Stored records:

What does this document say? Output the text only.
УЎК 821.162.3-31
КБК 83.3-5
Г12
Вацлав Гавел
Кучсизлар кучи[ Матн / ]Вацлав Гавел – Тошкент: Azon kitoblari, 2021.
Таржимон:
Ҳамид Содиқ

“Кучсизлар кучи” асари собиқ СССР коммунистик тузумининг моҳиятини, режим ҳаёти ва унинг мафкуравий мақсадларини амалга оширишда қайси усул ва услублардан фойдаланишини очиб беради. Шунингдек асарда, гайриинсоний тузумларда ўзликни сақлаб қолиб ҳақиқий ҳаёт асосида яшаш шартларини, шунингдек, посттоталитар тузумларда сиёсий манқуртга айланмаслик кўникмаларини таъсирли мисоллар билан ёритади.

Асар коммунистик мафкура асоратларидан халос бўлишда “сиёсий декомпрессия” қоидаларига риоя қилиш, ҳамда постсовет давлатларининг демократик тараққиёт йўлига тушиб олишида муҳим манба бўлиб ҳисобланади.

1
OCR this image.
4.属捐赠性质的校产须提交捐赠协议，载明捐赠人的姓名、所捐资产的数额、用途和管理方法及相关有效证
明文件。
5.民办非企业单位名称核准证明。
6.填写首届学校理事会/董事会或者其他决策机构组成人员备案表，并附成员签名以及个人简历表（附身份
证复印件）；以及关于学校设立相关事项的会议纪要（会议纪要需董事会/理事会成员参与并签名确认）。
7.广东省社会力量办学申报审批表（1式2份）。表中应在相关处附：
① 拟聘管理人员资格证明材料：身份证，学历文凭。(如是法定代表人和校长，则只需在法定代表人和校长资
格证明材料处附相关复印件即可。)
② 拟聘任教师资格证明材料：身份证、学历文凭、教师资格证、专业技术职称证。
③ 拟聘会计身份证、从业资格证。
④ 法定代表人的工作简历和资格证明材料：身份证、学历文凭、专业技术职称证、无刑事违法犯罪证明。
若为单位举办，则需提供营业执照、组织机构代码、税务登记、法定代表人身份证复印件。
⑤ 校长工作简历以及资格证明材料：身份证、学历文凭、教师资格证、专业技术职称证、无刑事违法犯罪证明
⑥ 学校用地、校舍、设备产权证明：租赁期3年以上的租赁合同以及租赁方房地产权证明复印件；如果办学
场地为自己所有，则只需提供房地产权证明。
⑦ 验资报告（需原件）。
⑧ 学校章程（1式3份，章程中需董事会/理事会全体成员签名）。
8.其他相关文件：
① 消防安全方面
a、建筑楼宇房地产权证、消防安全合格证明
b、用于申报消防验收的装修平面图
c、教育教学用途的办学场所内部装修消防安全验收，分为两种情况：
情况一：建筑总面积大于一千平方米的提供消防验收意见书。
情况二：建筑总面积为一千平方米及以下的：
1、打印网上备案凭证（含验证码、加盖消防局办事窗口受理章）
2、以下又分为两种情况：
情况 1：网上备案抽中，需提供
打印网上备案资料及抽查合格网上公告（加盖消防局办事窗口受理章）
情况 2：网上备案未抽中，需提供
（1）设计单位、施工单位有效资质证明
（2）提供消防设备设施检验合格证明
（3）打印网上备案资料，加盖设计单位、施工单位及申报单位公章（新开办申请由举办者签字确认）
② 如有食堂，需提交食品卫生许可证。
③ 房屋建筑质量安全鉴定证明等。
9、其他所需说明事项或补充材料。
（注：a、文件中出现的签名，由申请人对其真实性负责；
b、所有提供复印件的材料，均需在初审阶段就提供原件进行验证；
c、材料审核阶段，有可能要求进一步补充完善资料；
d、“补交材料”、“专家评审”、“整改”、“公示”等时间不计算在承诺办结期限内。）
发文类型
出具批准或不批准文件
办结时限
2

## Prompt
Output the full listing without altering anything.

## Full solution
What does this document say? Output the text only.
УЎК 821.162.3-31
КБК 83.3-5
Г12
Вацлав Гавел
Кучсизлар кучи[ Матн / ]Вацлав Гавел – Тошкент: Azon kitoblari, 2021.
Таржимон:
Ҳамид Содиқ

“Кучсизлар кучи” асари собиқ СССР коммунистик тузумининг моҳиятини, режим ҳаёти ва унинг мафкуравий мақсадларини амалга оширишда қайси усул ва услублардан фойдаланишини очиб беради. Шунингдек асарда, гайриинсоний тузумларда ўзликни сақлаб қолиб ҳақиқий ҳаёт асосида яшаш шартларини, шунингдек, посттоталитар тузумларда сиёсий манқуртга айланмаслик кўникмаларини таъсирли мисоллар билан ёритади.

Асар коммунистик мафкура асоратларидан халос бўлишда “сиёсий декомпрессия” қоидаларига риоя қилиш, ҳамда постсовет давлатларининг демократик тараққиёт йўлига тушиб олишида муҳим манба бўлиб ҳисобланади.

1
OCR this image.
4.属捐赠性质的校产须提交捐赠协议，载明捐赠人的姓名、所捐资产的数额、用途和管理方法及相关有效证
明文件。
5.民办非企业单位名称核准证明。
6.填写首届学校理事会/董事会或者其他决策机构组成人员备案表，并附成员签名以及个人简历表（附身份
证复印件）；以及关于学校设立相关事项的会议纪要（会议纪要需董事会/理事会成员参与并签名确认）。
7.广东省社会力量办学申报审批表（1式2份）。表中应在相关处附：
① 拟聘管理人员资格证明材料：身份证，学历文凭。(如是法定代表人和校长，则只需在法定代表人和校长资
格证明材料处附相关复印件即可。)
② 拟聘任教师资格证明材料：身份证、学历文凭、教师资格证、专业技术职称证。
③ 拟聘会计身份证、从业资格证。
④ 法定代表人的工作简历和资格证明材料：身份证、学历文凭、专业技术职称证、无刑事违法犯罪证明。
若为单位举办，则需提供营业执照、组织机构代码、税务登记、法定代表人身份证复印件。
⑤ 校长工作简历以及资格证明材料：身份证、学历文凭、教师资格证、专业技术职称证、无刑事违法犯罪证明
⑥ 学校用地、校舍、设备产权证明：租赁期3年以上的租赁合同以及租赁方房地产权证明复印件；如果办学
场地为自己所有，则只需提供房地产权证明。
⑦ 验资报告（需原件）。
⑧ 学校章程（1式3份，章程中需董事会/理事会全体成员签名）。
8.其他相关文件：
① 消防安全方面
a、建筑楼宇房地产权证、消防安全合格证明
b、用于申报消防验收的装修平面图
c、教育教学用途的办学场所内部装修消防安全验收，分为两种情况：
情况一：建筑总面积大于一千平方米的提供消防验收意见书。
情况二：建筑总面积为一千平方米及以下的：
1、打印网上备案凭证（含验证码、加盖消防局办事窗口受理章）
2、以下又分为两种情况：
情况 1：网上备案抽中，需提供
打印网上备案资料及抽查合格网上公告（加盖消防局办事窗口受理章）
情况 2：网上备案未抽中，需提供
（1）设计单位、施工单位有效资质证明
（2）提供消防设备设施检验合格证明
（3）打印网上备案资料，加盖设计单位、施工单位及申报单位公章（新开办申请由举办者签字确认）
② 如有食堂，需提交食品卫生许可证。
③ 房屋建筑质量安全鉴定证明等。
9、其他所需说明事项或补充材料。
（注：a、文件中出现的签名，由申请人对其真实性负责；
b、所有提供复印件的材料，均需在初审阶段就提供原件进行验证；
c、材料审核阶段，有可能要求进一步补充完善资料；
d、“补交材料”、“专家评审”、“整改”、“公示”等时间不计算在承诺办结期限内。）
发文类型
出具批准或不批准文件
办结时限
2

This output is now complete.